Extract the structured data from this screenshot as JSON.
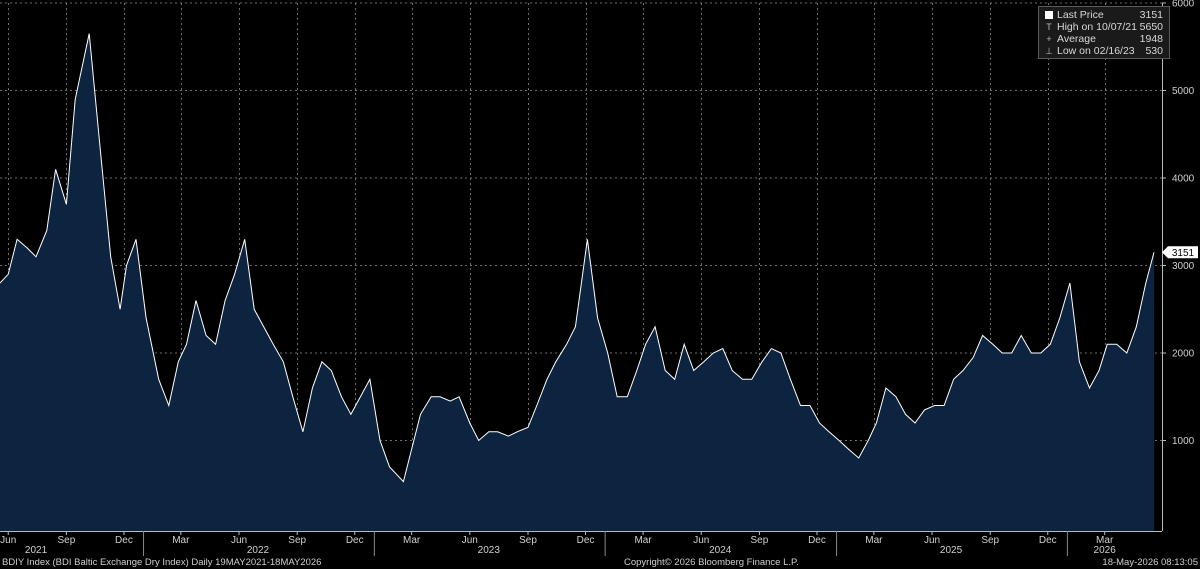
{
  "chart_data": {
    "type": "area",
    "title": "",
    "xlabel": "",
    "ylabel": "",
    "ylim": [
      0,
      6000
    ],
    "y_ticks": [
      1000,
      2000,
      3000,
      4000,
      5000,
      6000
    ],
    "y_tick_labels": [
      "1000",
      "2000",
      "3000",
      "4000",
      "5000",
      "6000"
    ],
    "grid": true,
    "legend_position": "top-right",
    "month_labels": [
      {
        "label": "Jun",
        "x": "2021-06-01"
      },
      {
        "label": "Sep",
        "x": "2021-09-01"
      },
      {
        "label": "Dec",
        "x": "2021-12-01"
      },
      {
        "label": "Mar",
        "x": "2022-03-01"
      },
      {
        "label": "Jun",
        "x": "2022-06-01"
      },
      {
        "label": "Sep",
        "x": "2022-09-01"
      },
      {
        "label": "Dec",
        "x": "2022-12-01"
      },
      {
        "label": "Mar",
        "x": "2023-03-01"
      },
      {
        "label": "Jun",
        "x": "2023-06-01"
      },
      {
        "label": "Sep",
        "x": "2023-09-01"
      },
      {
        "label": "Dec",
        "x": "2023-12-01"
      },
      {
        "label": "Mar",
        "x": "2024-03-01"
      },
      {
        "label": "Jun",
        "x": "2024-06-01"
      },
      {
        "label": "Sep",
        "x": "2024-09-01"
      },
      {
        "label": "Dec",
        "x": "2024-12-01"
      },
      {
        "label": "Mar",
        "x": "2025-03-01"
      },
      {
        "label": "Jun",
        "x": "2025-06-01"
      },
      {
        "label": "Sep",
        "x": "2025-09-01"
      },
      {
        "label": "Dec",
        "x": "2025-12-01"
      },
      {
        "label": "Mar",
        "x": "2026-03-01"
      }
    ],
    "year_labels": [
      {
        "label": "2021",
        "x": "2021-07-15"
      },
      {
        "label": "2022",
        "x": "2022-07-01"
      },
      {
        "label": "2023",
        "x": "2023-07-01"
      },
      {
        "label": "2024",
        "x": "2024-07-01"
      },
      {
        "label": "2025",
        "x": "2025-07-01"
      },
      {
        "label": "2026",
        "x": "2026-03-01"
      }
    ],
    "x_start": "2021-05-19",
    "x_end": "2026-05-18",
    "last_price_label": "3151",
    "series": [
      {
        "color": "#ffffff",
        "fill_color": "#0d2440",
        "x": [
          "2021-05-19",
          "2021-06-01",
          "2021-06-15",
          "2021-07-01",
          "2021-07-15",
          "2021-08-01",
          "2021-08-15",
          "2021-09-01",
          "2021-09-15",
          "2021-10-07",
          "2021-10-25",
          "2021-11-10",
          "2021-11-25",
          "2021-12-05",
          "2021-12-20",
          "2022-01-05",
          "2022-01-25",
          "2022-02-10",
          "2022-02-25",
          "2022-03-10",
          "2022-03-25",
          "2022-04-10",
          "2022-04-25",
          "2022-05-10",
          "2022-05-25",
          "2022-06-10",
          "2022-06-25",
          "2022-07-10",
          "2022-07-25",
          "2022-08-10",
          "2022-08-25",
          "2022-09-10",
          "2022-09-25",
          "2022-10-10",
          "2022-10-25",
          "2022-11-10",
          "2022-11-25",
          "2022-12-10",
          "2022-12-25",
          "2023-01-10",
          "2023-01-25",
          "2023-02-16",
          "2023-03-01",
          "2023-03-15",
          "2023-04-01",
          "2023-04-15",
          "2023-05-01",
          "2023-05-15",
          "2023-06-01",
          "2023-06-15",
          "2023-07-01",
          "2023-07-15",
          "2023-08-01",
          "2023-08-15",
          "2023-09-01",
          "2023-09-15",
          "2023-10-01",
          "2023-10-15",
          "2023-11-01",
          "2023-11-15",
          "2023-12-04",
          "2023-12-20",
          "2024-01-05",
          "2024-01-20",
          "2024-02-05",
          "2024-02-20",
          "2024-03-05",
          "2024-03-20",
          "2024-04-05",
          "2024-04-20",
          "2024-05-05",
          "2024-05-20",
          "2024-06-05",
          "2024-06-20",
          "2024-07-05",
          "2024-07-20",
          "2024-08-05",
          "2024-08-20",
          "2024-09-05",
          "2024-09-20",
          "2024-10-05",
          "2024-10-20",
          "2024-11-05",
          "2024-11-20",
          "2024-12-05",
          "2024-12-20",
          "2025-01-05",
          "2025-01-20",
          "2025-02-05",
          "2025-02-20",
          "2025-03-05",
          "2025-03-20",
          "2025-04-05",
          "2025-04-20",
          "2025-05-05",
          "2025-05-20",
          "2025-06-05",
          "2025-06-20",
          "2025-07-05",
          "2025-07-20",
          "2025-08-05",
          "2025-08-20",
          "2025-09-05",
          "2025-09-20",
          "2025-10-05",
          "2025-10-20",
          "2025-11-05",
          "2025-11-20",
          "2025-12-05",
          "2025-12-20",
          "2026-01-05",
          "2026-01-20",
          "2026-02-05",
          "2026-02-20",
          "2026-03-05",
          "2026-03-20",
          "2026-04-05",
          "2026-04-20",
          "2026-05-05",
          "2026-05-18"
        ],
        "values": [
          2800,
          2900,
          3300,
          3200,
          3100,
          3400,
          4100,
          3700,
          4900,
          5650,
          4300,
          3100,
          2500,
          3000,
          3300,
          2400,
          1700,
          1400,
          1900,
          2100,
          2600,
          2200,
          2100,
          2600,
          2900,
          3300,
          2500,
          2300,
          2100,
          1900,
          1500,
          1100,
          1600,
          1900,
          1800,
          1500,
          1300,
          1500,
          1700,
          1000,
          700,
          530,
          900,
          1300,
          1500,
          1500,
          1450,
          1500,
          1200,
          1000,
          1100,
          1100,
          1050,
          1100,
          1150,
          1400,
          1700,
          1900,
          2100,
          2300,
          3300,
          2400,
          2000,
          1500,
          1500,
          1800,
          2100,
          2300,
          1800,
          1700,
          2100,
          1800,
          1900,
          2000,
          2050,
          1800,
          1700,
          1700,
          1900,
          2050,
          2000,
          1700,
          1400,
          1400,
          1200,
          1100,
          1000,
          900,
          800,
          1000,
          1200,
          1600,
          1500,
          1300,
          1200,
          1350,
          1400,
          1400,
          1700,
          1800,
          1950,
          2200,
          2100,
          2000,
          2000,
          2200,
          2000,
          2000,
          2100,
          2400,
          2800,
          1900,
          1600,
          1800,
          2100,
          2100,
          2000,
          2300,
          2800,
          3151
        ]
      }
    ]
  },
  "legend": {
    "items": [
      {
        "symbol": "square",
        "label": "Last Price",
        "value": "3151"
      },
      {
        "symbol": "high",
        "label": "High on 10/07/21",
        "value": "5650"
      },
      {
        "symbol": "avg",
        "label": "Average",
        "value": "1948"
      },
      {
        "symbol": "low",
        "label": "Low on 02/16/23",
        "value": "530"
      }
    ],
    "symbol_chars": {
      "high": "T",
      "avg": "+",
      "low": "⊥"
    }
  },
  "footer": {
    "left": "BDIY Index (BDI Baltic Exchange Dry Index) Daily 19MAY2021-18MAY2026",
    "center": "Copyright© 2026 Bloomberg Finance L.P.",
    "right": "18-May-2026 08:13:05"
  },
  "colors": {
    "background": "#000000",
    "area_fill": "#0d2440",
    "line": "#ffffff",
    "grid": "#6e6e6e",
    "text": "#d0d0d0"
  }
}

--

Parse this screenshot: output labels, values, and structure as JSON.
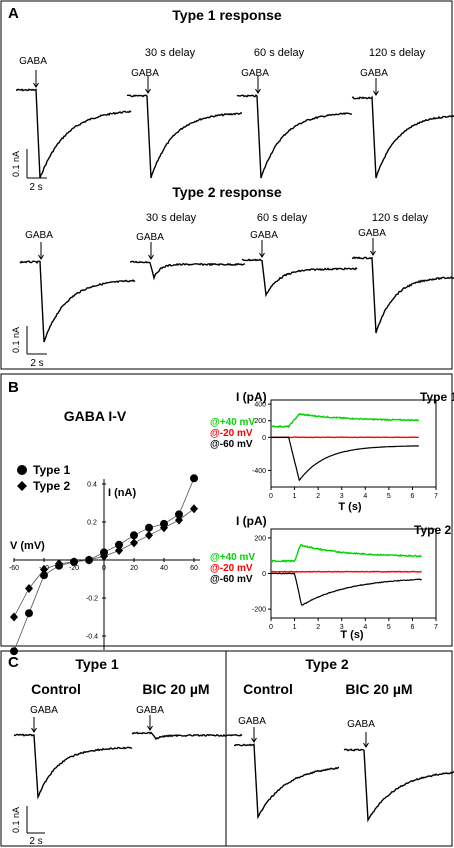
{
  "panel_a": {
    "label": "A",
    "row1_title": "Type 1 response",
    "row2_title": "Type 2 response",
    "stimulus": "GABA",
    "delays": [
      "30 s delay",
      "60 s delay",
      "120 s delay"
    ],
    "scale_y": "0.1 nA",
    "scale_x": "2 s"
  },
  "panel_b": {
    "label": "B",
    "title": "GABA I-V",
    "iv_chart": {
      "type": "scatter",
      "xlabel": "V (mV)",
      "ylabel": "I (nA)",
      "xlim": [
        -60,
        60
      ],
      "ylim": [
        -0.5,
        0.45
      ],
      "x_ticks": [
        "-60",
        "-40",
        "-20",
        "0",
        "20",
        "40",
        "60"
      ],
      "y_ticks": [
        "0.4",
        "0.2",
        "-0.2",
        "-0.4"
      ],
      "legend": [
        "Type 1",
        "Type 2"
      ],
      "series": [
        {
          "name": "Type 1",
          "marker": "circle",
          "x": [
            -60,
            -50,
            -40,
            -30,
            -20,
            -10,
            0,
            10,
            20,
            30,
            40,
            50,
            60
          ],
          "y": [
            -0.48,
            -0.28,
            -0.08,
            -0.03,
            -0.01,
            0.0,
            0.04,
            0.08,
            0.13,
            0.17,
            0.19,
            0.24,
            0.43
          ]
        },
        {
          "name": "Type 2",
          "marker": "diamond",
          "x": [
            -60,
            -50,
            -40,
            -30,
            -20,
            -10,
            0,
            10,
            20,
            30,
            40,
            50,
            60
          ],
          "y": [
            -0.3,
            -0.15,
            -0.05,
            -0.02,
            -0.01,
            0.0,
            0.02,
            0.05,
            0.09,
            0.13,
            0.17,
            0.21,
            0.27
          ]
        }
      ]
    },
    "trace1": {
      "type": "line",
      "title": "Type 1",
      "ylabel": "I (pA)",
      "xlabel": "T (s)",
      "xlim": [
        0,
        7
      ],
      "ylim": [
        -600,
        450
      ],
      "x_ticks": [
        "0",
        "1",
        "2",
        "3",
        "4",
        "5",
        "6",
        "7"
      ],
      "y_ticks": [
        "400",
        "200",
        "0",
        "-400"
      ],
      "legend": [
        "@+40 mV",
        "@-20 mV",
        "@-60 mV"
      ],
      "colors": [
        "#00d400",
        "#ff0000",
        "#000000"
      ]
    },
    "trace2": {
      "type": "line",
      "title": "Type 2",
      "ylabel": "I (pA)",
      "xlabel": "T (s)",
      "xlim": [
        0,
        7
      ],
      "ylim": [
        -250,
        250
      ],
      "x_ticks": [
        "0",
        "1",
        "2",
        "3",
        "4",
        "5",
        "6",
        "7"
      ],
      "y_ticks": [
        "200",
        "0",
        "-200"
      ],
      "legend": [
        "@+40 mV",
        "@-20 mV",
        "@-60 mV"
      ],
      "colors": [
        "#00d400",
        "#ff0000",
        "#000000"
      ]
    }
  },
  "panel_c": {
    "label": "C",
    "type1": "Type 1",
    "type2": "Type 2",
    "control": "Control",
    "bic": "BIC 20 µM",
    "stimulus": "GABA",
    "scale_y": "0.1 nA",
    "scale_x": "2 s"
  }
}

### WORK TO BE COMPLETED
Copy out the lines that hold "xlabel".

### SOLUTION FOR THIS PROBLEM
    "xlabel": "",
      "xlabel": "V (mV)",
      "xlabel": "T (s)",
      "xlabel": "T (s)",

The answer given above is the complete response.